— TASK INSTRUCTIONS —
Transcribe every line, keeping it exact.
— Begin PROVIDED RECORDS —
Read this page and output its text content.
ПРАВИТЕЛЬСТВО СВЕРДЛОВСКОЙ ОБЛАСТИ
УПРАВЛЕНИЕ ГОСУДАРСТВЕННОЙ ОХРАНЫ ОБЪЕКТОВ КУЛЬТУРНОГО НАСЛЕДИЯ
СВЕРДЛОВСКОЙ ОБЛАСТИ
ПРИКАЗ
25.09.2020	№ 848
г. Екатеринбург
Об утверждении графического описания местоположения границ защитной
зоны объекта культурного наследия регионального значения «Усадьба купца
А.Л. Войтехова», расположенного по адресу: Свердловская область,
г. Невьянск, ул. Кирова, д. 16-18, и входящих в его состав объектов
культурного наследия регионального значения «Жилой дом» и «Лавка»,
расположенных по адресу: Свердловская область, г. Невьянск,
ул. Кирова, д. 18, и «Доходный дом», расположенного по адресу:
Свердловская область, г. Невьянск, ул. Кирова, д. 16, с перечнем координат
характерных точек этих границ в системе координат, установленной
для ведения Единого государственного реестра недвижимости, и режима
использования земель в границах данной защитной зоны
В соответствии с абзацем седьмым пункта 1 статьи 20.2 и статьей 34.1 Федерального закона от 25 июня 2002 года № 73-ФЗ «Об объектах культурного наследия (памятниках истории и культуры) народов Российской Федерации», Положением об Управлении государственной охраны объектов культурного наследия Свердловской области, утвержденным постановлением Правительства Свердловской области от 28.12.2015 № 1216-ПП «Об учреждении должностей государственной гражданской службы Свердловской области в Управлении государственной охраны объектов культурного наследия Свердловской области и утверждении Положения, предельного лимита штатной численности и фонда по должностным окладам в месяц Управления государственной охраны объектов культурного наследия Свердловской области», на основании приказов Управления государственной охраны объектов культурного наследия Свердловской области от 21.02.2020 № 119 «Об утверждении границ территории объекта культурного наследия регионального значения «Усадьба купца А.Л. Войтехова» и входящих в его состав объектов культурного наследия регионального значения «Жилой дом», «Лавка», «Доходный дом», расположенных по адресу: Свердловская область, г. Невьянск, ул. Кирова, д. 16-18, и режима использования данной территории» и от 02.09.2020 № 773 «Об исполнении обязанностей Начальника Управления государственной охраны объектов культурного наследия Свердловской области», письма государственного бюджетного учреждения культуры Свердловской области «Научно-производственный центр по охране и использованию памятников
— End PROVIDED RECORDS —
— SOLUTION —
Read this page and output its text content.
ПРАВИТЕЛЬСТВО СВЕРДЛОВСКОЙ ОБЛАСТИ
УПРАВЛЕНИЕ ГОСУДАРСТВЕННОЙ ОХРАНЫ ОБЪЕКТОВ КУЛЬТУРНОГО НАСЛЕДИЯ
СВЕРДЛОВСКОЙ ОБЛАСТИ
ПРИКАЗ
25.09.2020	№ 848
г. Екатеринбург
Об утверждении графического описания местоположения границ защитной
зоны объекта культурного наследия регионального значения «Усадьба купца
А.Л. Войтехова», расположенного по адресу: Свердловская область,
г. Невьянск, ул. Кирова, д. 16-18, и входящих в его состав объектов
культурного наследия регионального значения «Жилой дом» и «Лавка»,
расположенных по адресу: Свердловская область, г. Невьянск,
ул. Кирова, д. 18, и «Доходный дом», расположенного по адресу:
Свердловская область, г. Невьянск, ул. Кирова, д. 16, с перечнем координат
характерных точек этих границ в системе координат, установленной
для ведения Единого государственного реестра недвижимости, и режима
использования земель в границах данной защитной зоны
В соответствии с абзацем седьмым пункта 1 статьи 20.2 и статьей 34.1 Федерального закона от 25 июня 2002 года № 73-ФЗ «Об объектах культурного наследия (памятниках истории и культуры) народов Российской Федерации», Положением об Управлении государственной охраны объектов культурного наследия Свердловской области, утвержденным постановлением Правительства Свердловской области от 28.12.2015 № 1216-ПП «Об учреждении должностей государственной гражданской службы Свердловской области в Управлении государственной охраны объектов культурного наследия Свердловской области и утверждении Положения, предельного лимита штатной численности и фонда по должностным окладам в месяц Управления государственной охраны объектов культурного наследия Свердловской области», на основании приказов Управления государственной охраны объектов культурного наследия Свердловской области от 21.02.2020 № 119 «Об утверждении границ территории объекта культурного наследия регионального значения «Усадьба купца А.Л. Войтехова» и входящих в его состав объектов культурного наследия регионального значения «Жилой дом», «Лавка», «Доходный дом», расположенных по адресу: Свердловская область, г. Невьянск, ул. Кирова, д. 16-18, и режима использования данной территории» и от 02.09.2020 № 773 «Об исполнении обязанностей Начальника Управления государственной охраны объектов культурного наследия Свердловской области», письма государственного бюджетного учреждения культуры Свердловской области «Научно-производственный центр по охране и использованию памятников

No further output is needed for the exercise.